> _THE INPUT_:
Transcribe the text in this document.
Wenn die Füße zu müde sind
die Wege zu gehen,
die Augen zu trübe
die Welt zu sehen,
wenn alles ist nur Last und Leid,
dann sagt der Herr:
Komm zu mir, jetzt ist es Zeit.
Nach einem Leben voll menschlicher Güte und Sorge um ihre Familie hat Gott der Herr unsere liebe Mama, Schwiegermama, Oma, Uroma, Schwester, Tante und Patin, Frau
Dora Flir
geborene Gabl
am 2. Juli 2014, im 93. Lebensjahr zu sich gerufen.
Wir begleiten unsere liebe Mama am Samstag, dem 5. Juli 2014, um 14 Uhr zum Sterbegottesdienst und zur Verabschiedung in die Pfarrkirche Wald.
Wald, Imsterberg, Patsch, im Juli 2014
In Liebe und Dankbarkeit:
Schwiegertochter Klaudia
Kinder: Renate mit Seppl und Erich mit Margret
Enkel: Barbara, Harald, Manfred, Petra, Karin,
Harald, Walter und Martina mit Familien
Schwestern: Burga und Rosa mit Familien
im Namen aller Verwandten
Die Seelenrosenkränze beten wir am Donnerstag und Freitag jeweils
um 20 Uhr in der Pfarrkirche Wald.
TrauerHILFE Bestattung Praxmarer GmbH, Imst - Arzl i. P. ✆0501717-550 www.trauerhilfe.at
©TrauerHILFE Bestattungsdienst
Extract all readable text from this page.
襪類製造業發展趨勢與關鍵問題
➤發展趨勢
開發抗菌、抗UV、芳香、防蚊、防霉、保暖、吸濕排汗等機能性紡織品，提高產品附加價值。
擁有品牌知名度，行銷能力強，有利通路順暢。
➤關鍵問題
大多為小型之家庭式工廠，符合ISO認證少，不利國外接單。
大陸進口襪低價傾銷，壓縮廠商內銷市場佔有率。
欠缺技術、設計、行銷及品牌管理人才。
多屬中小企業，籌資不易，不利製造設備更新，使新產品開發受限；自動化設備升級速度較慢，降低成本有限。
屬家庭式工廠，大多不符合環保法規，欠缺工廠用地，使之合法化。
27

...

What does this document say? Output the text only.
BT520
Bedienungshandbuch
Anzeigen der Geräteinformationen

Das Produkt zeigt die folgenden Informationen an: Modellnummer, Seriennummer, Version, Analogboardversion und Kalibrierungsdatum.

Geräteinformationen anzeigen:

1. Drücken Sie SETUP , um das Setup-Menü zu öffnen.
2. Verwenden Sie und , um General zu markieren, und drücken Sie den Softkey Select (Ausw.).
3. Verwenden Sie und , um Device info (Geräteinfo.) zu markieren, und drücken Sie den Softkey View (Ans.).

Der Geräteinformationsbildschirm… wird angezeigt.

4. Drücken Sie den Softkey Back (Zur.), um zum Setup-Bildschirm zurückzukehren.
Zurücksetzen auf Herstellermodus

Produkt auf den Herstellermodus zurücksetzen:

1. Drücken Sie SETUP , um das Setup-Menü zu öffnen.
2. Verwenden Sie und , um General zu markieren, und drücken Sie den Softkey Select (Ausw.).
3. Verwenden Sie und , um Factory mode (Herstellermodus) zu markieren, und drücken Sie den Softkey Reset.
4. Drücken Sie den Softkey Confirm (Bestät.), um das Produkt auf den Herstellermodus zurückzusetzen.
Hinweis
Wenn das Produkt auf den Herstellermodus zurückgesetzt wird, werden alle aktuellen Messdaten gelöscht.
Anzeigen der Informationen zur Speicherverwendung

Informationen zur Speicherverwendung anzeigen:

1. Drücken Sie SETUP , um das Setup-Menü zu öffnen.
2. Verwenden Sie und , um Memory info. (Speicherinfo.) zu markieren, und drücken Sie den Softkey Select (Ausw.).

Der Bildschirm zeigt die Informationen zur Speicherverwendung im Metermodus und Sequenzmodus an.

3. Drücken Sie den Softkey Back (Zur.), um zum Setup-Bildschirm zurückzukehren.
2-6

...

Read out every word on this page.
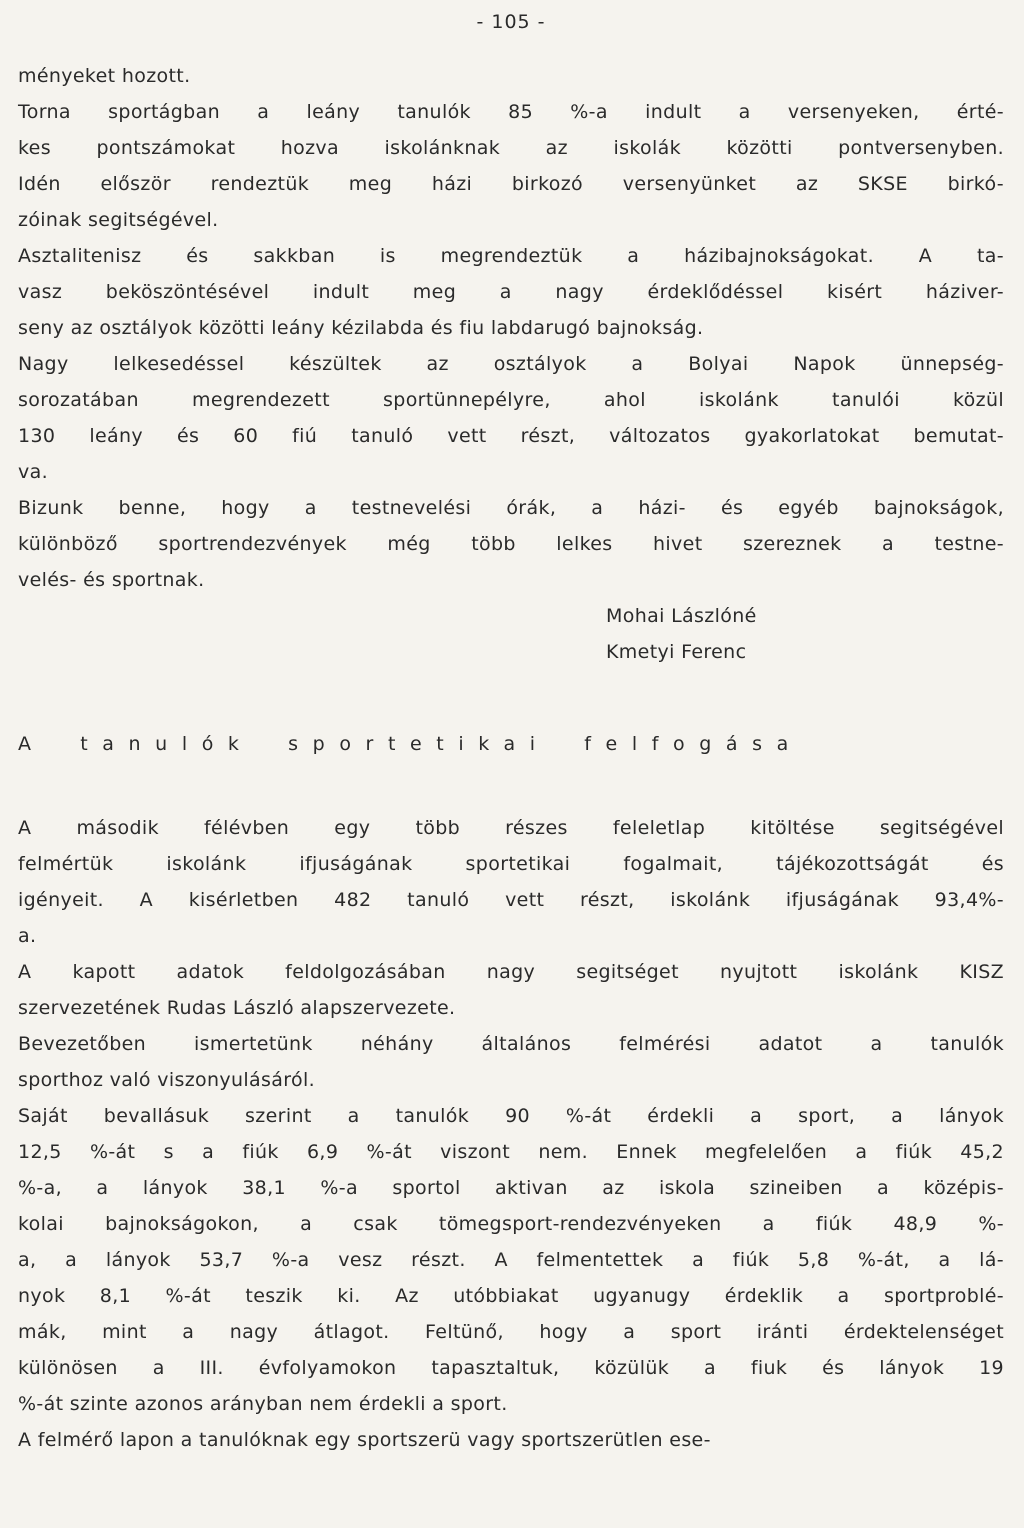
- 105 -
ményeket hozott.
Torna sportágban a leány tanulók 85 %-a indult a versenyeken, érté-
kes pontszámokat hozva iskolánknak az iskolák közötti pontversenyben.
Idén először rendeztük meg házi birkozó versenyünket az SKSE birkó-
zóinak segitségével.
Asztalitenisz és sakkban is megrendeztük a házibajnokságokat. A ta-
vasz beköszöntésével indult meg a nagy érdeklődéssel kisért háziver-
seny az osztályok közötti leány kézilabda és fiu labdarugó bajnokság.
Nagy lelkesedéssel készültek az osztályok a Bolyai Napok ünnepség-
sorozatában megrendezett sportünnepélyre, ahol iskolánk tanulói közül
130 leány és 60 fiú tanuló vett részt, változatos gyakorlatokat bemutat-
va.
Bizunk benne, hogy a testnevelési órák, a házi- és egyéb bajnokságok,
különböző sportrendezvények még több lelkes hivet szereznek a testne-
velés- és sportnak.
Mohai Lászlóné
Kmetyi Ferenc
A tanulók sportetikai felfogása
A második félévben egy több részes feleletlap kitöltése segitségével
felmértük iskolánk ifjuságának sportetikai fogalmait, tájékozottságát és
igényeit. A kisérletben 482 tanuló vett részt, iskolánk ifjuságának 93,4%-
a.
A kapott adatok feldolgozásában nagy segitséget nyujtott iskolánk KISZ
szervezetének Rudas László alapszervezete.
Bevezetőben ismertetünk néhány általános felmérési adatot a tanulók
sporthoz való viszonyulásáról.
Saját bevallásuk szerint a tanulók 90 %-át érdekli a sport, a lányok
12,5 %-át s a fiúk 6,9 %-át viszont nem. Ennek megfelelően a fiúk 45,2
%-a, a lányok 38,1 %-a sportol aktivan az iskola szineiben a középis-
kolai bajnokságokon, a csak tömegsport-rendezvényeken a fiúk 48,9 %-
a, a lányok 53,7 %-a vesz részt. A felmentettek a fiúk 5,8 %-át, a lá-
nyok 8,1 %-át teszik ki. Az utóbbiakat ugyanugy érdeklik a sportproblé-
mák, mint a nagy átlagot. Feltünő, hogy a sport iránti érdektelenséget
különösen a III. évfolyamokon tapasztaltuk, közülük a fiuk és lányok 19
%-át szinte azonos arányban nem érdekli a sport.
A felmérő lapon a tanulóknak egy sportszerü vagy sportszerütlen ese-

> _DESCRIPTION OF THE TASK_: Which lines contain the word "Familien"? Return each of them.

> _EXERCISE ANSWER_:
Harald, Walter und Martina mit Familien
Schwestern: Burga und Rosa mit Familien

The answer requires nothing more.